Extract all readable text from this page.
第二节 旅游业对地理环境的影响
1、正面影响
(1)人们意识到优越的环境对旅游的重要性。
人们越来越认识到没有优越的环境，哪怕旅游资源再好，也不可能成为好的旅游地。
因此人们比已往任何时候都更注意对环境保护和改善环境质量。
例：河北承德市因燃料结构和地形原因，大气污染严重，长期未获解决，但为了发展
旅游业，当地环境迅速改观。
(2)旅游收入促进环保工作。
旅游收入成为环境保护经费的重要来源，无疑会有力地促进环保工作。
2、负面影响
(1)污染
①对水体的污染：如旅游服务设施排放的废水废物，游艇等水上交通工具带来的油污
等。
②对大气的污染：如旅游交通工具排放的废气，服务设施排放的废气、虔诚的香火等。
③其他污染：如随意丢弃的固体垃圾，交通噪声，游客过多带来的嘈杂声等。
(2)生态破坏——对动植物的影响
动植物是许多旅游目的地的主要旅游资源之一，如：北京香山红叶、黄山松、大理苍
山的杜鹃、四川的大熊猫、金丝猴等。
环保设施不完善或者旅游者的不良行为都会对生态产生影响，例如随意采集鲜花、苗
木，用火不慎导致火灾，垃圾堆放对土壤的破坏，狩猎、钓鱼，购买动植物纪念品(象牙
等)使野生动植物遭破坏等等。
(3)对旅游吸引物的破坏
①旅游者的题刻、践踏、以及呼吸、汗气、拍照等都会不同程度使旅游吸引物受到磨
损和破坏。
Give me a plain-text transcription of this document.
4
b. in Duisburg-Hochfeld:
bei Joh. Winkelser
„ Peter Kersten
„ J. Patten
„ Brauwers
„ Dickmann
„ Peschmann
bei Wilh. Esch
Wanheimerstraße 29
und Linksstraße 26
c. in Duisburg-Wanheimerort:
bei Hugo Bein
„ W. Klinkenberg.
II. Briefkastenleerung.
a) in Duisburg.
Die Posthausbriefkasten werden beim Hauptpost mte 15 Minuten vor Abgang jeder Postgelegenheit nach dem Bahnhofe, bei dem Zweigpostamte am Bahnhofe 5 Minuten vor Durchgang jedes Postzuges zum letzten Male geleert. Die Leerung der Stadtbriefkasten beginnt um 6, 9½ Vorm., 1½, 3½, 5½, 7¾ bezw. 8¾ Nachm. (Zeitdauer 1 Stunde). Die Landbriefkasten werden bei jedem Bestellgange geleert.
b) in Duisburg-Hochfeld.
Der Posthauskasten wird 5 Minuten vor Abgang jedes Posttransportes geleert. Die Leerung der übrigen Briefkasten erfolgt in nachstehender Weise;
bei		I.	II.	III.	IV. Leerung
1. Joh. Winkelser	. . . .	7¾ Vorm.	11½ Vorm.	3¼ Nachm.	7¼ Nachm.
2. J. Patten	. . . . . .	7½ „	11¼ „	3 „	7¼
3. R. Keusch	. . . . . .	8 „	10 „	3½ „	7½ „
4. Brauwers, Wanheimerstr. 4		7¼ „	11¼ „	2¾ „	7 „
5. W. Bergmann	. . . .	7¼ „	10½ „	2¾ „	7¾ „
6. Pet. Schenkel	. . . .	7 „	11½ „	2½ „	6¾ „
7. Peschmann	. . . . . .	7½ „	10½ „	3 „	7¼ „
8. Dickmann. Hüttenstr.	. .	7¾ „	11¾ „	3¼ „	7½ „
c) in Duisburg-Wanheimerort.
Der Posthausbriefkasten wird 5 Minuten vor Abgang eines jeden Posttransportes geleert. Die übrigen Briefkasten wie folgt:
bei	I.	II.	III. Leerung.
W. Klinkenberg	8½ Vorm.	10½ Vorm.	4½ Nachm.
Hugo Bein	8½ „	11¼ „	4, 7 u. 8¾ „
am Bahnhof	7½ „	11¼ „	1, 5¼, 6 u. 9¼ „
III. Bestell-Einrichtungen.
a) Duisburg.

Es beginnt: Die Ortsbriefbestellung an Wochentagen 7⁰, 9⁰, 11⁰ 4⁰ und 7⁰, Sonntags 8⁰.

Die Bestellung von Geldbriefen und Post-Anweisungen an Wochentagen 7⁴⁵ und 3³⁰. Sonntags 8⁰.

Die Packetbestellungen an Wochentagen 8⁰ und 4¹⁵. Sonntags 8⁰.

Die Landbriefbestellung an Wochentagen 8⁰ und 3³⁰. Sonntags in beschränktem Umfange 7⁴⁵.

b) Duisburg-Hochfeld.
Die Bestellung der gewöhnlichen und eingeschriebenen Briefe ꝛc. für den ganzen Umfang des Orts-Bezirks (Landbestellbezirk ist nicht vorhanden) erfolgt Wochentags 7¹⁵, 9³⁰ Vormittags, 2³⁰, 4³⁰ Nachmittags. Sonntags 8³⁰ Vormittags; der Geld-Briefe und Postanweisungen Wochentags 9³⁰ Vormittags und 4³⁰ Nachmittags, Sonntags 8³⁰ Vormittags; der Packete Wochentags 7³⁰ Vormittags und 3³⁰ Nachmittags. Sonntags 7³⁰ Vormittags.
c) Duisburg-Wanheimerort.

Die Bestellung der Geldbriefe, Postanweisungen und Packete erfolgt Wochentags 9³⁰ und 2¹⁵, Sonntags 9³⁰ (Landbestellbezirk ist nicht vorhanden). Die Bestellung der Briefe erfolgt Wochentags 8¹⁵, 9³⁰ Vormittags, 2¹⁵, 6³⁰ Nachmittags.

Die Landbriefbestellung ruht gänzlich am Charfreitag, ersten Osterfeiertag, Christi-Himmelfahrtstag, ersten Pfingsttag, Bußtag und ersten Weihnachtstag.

■ ■ ■ ■

> [Given instruction] Extract, from the listing above, every line where the string "Brauwers" occurs.

> [Written reply]
„ Brauwers
4. Brauwers, Wanheimerstr. 4		7¼ „	11¼ „	2¾ „	7 „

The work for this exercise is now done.